Entries from a dataset:
-*-*-

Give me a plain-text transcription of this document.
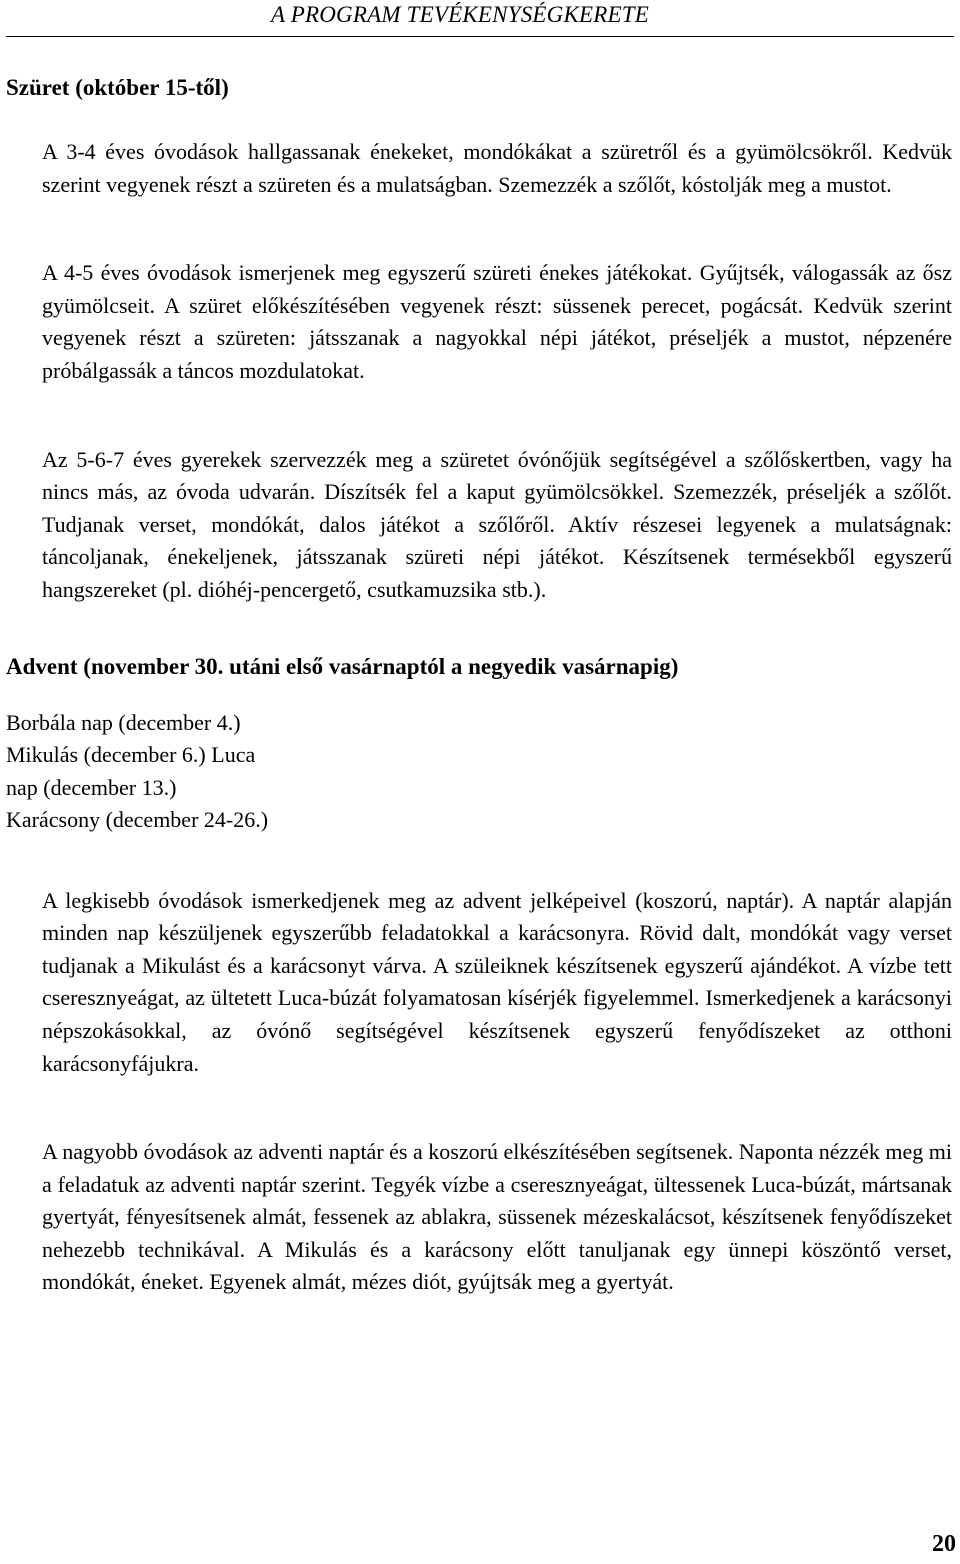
A PROGRAM TEVÉKENYSÉGKERETE
Szüret (október 15-től)

A 3-4 éves óvodások hallgassanak énekeket, mondókákat a szüretről és a gyümölcsökről. Kedvük szerint vegyenek részt a szüreten és a mulatságban. Szemezzék a szőlőt, kóstolják meg a mustot.

A 4-5 éves óvodások ismerjenek meg egyszerű szüreti énekes játékokat. Gyűjtsék, válogassák az ősz gyümölcseit. A szüret előkészítésében vegyenek részt: süssenek perecet, pogácsát. Kedvük szerint vegyenek részt a szüreten: játsszanak a nagyokkal népi játékot, préseljék a mustot, népzenére próbálgassák a táncos mozdulatokat.

Az 5-6-7 éves gyerekek szervezzék meg a szüretet óvónőjük segítségével a szőlőskertben, vagy ha nincs más, az óvoda udvarán. Díszítsék fel a kaput gyümölcsökkel. Szemezzék, préseljék a szőlőt. Tudjanak verset, mondókát, dalos játékot a szőlőről. Aktív részesei legyenek a mulatságnak: táncoljanak, énekeljenek, játsszanak szüreti népi játékot. Készítsenek termésekből egyszerű hangszereket (pl. dióhéj-pencergető, csutkamuzsika stb.).

Advent (november 30. utáni első vasárnaptól a negyedik vasárnapig)
Borbála nap (december 4.)
Mikulás (december 6.) Luca
nap (december 13.)
Karácsony (december 24-26.)

A legkisebb óvodások ismerkedjenek meg az advent jelképeivel (koszorú, naptár). A naptár alapján minden nap készüljenek egyszerűbb feladatokkal a karácsonyra. Rövid dalt, mondókát vagy verset tudjanak a Mikulást és a karácsonyt várva. A szüleiknek készítsenek egyszerű ajándékot. A vízbe tett cseresznyeágat, az ültetett Luca-búzát folyamatosan kísérjék figyelemmel. Ismerkedjenek a karácsonyi népszokásokkal, az óvónő segítségével készítsenek egyszerű fenyődíszeket az otthoni karácsonyfájukra.

A nagyobb óvodások az adventi naptár és a koszorú elkészítésében segítsenek. Naponta nézzék meg mi a feladatuk az adventi naptár szerint. Tegyék vízbe a cseresznyeágat, ültessenek Luca-búzát, mártsanak gyertyát, fényesítsenek almát, fessenek az ablakra, süssenek mézeskalácsot, készítsenek fenyődíszeket nehezebb technikával. A Mikulás és a karácsony előtt tanuljanak egy ünnepi köszöntő verset, mondókát, éneket. Egyenek almát, mézes diót, gyújtsák meg a gyertyát.

20
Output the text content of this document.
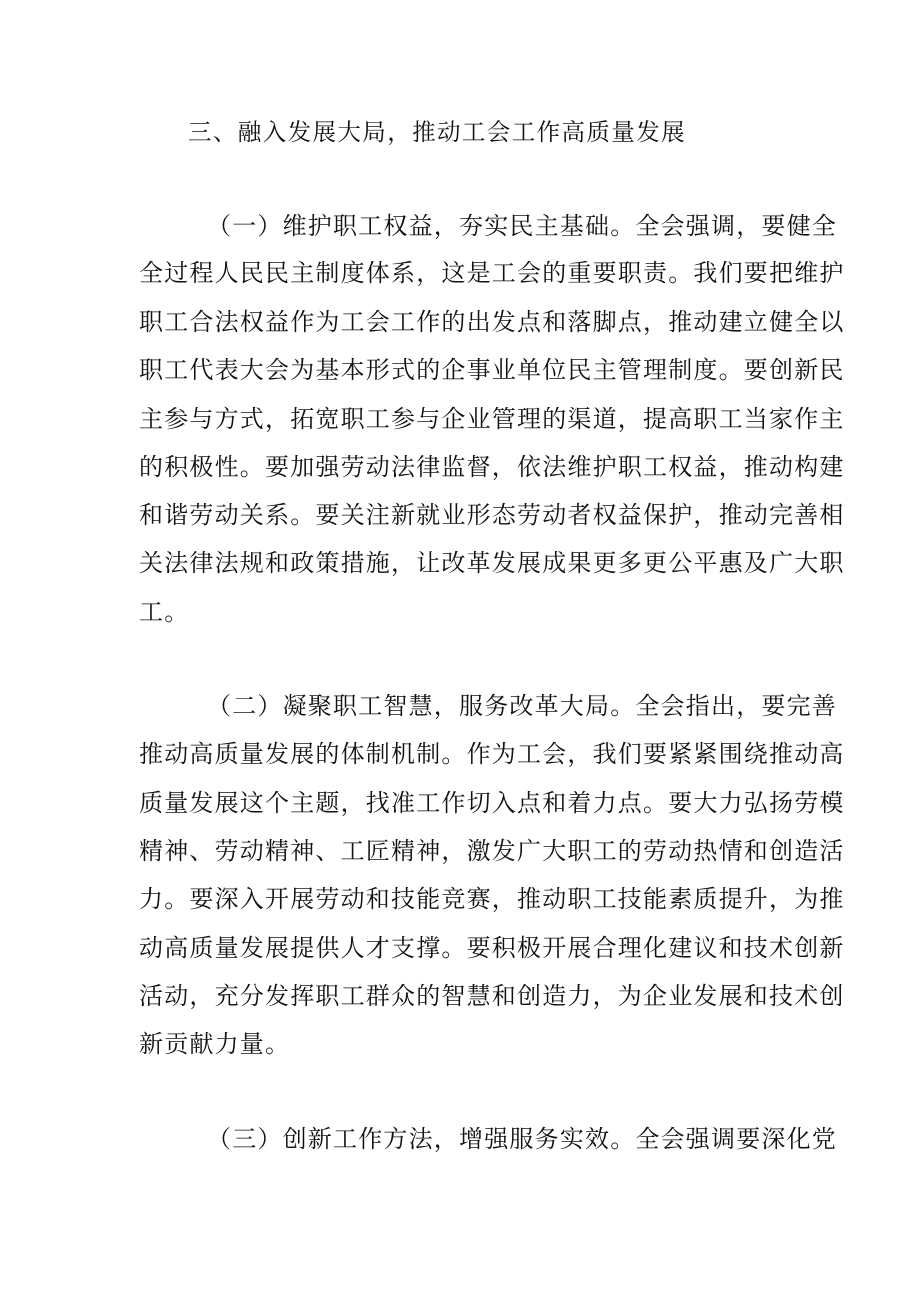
三、融入发展大局，推动工会工作高质量发展
（一）维护职工权益，夯实民主基础。全会强调，要健全
全过程人民民主制度体系，这是工会的重要职责。我们要把维护
职工合法权益作为工会工作的出发点和落脚点，推动建立健全以
职工代表大会为基本形式的企事业单位民主管理制度。要创新民
主参与方式，拓宽职工参与企业管理的渠道，提高职工当家作主
的积极性。要加强劳动法律监督，依法维护职工权益，推动构建
和谐劳动关系。要关注新就业形态劳动者权益保护，推动完善相
关法律法规和政策措施，让改革发展成果更多更公平惠及广大职
工。
（二）凝聚职工智慧，服务改革大局。全会指出，要完善
推动高质量发展的体制机制。作为工会，我们要紧紧围绕推动高
质量发展这个主题，找准工作切入点和着力点。要大力弘扬劳模
精神、劳动精神、工匠精神，激发广大职工的劳动热情和创造活
力。要深入开展劳动和技能竞赛，推动职工技能素质提升，为推
动高质量发展提供人才支撑。要积极开展合理化建议和技术创新
活动，充分发挥职工群众的智慧和创造力，为企业发展和技术创
新贡献力量。
（三）创新工作方法，增强服务实效。全会强调要深化党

-*-*-

## Exercise description:
Repeat the listing verbatim. Skip the pictures.

## Exercise solution:
Give me a plain-text transcription of this document.
A PROGRAM TEVÉKENYSÉGKERETE
Szüret (október 15-től)

A 3-4 éves óvodások hallgassanak énekeket, mondókákat a szüretről és a gyümölcsökről. Kedvük szerint vegyenek részt a szüreten és a mulatságban. Szemezzék a szőlőt, kóstolják meg a mustot.

A 4-5 éves óvodások ismerjenek meg egyszerű szüreti énekes játékokat. Gyűjtsék, válogassák az ősz gyümölcseit. A szüret előkészítésében vegyenek részt: süssenek perecet, pogácsát. Kedvük szerint vegyenek részt a szüreten: játsszanak a nagyokkal népi játékot, préseljék a mustot, népzenére próbálgassák a táncos mozdulatokat.

Az 5-6-7 éves gyerekek szervezzék meg a szüretet óvónőjük segítségével a szőlőskertben, vagy ha nincs más, az óvoda udvarán. Díszítsék fel a kaput gyümölcsökkel. Szemezzék, préseljék a szőlőt. Tudjanak verset, mondókát, dalos játékot a szőlőről. Aktív részesei legyenek a mulatságnak: táncoljanak, énekeljenek, játsszanak szüreti népi játékot. Készítsenek termésekből egyszerű hangszereket (pl. dióhéj-pencergető, csutkamuzsika stb.).

Advent (november 30. utáni első vasárnaptól a negyedik vasárnapig)
Borbála nap (december 4.)
Mikulás (december 6.) Luca
nap (december 13.)
Karácsony (december 24-26.)

A legkisebb óvodások ismerkedjenek meg az advent jelképeivel (koszorú, naptár). A naptár alapján minden nap készüljenek egyszerűbb feladatokkal a karácsonyra. Rövid dalt, mondókát vagy verset tudjanak a Mikulást és a karácsonyt várva. A szüleiknek készítsenek egyszerű ajándékot. A vízbe tett cseresznyeágat, az ültetett Luca-búzát folyamatosan kísérjék figyelemmel. Ismerkedjenek a karácsonyi népszokásokkal, az óvónő segítségével készítsenek egyszerű fenyődíszeket az otthoni karácsonyfájukra.

A nagyobb óvodások az adventi naptár és a koszorú elkészítésében segítsenek. Naponta nézzék meg mi a feladatuk az adventi naptár szerint. Tegyék vízbe a cseresznyeágat, ültessenek Luca-búzát, mártsanak gyertyát, fényesítsenek almát, fessenek az ablakra, süssenek mézeskalácsot, készítsenek fenyődíszeket nehezebb technikával. A Mikulás és a karácsony előtt tanuljanak egy ünnepi köszöntő verset, mondókát, éneket. Egyenek almát, mézes diót, gyújtsák meg a gyertyát.

20
Output the text content of this document.
三、融入发展大局，推动工会工作高质量发展
（一）维护职工权益，夯实民主基础。全会强调，要健全
全过程人民民主制度体系，这是工会的重要职责。我们要把维护
职工合法权益作为工会工作的出发点和落脚点，推动建立健全以
职工代表大会为基本形式的企事业单位民主管理制度。要创新民
主参与方式，拓宽职工参与企业管理的渠道，提高职工当家作主
的积极性。要加强劳动法律监督，依法维护职工权益，推动构建
和谐劳动关系。要关注新就业形态劳动者权益保护，推动完善相
关法律法规和政策措施，让改革发展成果更多更公平惠及广大职
工。
（二）凝聚职工智慧，服务改革大局。全会指出，要完善
推动高质量发展的体制机制。作为工会，我们要紧紧围绕推动高
质量发展这个主题，找准工作切入点和着力点。要大力弘扬劳模
精神、劳动精神、工匠精神，激发广大职工的劳动热情和创造活
力。要深入开展劳动和技能竞赛，推动职工技能素质提升，为推
动高质量发展提供人才支撑。要积极开展合理化建议和技术创新
活动，充分发挥职工群众的智慧和创造力，为企业发展和技术创
新贡献力量。
（三）创新工作方法，增强服务实效。全会强调要深化党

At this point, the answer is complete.